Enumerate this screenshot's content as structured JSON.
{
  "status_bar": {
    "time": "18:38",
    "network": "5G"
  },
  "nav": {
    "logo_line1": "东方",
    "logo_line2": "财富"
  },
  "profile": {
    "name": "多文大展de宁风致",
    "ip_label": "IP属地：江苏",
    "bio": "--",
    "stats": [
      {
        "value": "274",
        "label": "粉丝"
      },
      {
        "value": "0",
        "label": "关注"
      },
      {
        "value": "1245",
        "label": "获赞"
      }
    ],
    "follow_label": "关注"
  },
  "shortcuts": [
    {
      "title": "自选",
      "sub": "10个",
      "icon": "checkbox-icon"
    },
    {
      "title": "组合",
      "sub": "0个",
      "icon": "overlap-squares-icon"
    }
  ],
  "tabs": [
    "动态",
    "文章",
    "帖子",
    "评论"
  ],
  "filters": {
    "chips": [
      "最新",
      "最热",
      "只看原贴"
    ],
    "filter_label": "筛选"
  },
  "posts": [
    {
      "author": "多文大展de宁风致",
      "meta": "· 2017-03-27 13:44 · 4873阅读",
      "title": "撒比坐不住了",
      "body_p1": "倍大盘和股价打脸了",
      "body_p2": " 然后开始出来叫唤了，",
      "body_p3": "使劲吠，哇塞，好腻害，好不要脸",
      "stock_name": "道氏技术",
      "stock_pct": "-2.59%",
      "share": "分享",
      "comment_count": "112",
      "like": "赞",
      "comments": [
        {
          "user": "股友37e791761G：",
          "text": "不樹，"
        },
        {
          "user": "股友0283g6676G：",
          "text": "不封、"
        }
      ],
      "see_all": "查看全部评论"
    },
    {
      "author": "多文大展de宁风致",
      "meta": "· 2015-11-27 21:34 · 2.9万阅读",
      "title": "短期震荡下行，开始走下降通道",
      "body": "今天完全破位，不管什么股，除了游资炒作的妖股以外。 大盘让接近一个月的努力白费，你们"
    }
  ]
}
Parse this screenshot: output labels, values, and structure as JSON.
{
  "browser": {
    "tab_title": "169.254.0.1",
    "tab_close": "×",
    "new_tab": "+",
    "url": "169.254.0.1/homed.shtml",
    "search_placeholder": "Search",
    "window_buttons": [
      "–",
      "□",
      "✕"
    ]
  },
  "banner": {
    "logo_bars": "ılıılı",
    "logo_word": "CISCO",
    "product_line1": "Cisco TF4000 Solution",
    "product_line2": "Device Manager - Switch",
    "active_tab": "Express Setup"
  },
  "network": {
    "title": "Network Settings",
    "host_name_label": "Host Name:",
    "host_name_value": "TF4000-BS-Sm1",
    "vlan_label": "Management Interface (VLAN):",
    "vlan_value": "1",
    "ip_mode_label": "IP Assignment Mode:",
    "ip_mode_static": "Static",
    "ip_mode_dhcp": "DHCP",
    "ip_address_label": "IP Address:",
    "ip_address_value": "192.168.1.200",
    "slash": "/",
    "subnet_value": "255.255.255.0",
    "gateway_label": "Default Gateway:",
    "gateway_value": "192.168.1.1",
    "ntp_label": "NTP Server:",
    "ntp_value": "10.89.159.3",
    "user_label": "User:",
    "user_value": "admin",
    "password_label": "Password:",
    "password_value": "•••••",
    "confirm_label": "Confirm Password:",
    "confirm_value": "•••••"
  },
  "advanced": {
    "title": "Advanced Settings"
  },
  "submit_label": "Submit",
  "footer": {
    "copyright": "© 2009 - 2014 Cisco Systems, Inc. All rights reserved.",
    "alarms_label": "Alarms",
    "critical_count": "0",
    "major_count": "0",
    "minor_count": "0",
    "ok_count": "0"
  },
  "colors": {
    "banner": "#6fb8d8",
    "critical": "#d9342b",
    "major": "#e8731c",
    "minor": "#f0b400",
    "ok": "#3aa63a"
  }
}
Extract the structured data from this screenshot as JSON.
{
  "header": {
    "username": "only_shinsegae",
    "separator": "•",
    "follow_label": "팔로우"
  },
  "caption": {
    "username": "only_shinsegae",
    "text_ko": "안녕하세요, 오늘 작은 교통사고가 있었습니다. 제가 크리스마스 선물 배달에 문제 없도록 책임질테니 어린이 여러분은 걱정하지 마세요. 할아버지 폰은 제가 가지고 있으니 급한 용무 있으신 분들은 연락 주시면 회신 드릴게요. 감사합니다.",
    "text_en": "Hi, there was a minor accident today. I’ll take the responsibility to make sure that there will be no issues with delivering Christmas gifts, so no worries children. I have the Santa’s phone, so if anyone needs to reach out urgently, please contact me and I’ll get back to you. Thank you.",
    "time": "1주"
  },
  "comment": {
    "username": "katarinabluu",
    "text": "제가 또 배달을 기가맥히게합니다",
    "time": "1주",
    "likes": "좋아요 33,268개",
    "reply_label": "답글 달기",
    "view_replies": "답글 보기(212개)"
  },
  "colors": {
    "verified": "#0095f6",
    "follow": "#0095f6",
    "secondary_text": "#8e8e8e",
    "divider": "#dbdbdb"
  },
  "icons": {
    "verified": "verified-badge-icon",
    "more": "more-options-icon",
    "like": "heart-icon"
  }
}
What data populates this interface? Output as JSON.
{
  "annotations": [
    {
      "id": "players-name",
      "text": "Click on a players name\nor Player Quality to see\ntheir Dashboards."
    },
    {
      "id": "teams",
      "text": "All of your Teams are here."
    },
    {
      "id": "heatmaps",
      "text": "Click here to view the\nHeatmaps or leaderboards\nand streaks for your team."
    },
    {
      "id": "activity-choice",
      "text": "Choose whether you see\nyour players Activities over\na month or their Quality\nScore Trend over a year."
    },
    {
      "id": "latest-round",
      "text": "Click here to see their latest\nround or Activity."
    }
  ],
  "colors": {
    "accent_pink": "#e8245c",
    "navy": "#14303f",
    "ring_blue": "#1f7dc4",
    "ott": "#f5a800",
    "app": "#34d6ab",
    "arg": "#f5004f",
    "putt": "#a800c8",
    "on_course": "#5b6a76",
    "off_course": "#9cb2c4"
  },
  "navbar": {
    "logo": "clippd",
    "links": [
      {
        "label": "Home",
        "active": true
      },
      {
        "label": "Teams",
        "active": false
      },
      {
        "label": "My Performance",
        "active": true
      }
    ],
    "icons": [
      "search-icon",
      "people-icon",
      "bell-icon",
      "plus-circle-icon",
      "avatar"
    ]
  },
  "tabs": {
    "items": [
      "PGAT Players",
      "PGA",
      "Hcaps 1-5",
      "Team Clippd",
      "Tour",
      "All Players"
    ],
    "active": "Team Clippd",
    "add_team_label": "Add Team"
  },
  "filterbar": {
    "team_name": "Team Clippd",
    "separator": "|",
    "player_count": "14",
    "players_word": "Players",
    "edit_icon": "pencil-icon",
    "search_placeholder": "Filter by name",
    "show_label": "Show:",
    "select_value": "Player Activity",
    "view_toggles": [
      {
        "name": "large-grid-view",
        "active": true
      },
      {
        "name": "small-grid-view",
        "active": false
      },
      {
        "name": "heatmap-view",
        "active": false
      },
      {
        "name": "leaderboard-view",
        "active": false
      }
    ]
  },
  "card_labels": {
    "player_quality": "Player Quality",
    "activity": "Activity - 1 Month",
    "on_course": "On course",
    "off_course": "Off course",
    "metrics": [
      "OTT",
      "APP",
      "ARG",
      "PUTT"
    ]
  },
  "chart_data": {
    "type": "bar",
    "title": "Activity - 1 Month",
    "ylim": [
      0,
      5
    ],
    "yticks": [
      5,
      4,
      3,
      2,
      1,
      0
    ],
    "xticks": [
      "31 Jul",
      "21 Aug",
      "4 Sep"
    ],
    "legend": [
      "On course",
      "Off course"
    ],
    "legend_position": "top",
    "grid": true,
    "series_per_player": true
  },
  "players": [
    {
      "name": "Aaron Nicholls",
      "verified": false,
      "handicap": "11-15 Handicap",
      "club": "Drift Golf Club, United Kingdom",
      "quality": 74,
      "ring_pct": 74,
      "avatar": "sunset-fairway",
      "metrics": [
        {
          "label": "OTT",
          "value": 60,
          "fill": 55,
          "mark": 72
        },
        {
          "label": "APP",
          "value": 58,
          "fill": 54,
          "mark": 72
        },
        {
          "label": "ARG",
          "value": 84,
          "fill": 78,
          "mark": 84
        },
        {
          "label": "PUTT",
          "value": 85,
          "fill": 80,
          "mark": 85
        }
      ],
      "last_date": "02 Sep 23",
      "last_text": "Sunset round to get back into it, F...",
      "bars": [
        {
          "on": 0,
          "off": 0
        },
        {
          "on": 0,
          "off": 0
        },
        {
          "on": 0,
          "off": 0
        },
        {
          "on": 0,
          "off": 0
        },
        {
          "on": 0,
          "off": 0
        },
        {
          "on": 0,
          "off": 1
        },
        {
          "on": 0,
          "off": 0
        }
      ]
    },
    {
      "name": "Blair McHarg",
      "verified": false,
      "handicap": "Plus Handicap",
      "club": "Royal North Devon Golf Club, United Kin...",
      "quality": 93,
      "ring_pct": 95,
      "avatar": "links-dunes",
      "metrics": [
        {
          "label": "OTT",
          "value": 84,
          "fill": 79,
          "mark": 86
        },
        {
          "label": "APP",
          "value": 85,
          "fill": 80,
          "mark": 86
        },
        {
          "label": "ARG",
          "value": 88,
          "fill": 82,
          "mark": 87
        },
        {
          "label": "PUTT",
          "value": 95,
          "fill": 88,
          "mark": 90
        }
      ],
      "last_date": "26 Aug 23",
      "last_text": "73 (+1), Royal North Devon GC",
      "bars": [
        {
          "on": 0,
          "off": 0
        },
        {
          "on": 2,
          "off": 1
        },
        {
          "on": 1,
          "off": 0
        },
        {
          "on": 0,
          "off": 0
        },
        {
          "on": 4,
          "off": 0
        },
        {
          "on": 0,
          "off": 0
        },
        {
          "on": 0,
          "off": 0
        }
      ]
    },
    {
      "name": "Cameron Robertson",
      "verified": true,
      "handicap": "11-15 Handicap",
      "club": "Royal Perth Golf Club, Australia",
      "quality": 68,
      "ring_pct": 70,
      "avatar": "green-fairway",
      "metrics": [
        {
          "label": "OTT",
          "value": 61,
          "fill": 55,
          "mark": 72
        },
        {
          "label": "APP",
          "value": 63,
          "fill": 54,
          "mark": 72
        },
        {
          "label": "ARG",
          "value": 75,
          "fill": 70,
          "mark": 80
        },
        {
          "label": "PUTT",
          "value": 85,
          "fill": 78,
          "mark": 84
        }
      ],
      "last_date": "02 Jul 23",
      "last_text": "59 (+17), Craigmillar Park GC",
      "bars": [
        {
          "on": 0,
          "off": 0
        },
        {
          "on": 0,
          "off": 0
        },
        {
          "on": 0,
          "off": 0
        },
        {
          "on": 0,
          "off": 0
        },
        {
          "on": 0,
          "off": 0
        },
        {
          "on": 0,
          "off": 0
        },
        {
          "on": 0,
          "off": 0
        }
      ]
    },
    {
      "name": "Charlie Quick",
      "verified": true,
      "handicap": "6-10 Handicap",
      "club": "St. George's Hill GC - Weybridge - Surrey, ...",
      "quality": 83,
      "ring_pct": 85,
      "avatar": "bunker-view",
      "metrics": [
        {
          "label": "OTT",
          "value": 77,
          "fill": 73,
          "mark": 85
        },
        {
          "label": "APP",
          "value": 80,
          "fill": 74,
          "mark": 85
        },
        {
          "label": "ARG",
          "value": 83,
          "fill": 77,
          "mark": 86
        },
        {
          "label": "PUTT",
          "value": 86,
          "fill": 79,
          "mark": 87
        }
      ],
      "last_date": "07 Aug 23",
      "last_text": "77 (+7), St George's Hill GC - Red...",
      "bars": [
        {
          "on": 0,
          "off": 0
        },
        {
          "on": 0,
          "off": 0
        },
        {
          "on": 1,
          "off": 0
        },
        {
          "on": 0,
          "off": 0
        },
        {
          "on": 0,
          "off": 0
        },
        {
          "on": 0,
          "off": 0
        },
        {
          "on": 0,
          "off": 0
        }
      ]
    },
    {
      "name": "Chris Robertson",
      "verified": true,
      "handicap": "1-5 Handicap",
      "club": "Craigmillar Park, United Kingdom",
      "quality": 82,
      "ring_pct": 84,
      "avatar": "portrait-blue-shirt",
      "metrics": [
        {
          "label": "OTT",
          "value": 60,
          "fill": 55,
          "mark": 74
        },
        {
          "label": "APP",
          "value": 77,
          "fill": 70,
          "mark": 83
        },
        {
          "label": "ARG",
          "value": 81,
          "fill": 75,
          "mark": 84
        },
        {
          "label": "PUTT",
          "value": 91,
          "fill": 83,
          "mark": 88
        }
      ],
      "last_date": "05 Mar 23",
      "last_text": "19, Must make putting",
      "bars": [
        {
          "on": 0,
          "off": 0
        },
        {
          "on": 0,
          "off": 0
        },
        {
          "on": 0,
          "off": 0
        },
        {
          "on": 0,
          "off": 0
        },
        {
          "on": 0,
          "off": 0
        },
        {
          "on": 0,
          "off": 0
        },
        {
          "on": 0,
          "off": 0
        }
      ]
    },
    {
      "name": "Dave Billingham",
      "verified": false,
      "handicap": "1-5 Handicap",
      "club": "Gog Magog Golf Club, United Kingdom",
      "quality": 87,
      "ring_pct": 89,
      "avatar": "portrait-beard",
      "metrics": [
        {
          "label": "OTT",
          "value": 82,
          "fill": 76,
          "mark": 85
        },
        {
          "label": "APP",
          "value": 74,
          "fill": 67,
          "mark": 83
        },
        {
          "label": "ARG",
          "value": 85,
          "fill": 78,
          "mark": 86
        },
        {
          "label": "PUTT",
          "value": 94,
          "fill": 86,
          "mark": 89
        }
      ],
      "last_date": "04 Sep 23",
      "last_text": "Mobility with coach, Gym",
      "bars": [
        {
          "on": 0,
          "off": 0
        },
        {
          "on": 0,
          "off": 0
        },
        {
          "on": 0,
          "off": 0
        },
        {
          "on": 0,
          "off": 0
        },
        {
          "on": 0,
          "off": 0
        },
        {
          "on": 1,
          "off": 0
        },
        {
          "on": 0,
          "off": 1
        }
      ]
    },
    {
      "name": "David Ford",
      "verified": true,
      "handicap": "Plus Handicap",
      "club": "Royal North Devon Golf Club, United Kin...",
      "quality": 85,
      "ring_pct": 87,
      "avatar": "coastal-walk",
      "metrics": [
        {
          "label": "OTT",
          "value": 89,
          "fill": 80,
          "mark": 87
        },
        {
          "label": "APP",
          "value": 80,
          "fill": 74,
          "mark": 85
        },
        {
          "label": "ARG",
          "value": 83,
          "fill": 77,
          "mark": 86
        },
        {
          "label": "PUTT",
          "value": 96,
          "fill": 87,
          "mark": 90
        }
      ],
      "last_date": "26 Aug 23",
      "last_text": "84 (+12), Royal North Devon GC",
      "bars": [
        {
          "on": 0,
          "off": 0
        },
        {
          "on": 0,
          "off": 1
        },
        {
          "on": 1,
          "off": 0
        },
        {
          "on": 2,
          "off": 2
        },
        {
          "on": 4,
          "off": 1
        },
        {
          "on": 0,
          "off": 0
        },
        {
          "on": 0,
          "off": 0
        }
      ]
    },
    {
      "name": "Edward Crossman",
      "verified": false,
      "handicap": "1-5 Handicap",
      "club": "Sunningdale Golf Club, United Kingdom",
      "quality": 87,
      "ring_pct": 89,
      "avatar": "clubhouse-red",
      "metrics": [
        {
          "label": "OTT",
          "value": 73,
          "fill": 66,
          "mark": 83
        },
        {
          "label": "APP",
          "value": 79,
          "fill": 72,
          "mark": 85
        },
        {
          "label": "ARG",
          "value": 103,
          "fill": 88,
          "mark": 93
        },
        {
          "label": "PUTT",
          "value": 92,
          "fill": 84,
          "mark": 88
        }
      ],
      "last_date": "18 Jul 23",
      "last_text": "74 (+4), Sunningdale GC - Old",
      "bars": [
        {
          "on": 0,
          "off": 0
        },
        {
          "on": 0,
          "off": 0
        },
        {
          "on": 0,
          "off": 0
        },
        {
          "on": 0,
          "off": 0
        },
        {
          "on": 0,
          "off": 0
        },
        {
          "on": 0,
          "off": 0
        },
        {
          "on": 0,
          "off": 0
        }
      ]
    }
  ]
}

============

What is required — Copy every line of the listing that includes the string "portrait".

Task solution —
      "avatar": "portrait-blue-shirt",
      "avatar": "portrait-beard",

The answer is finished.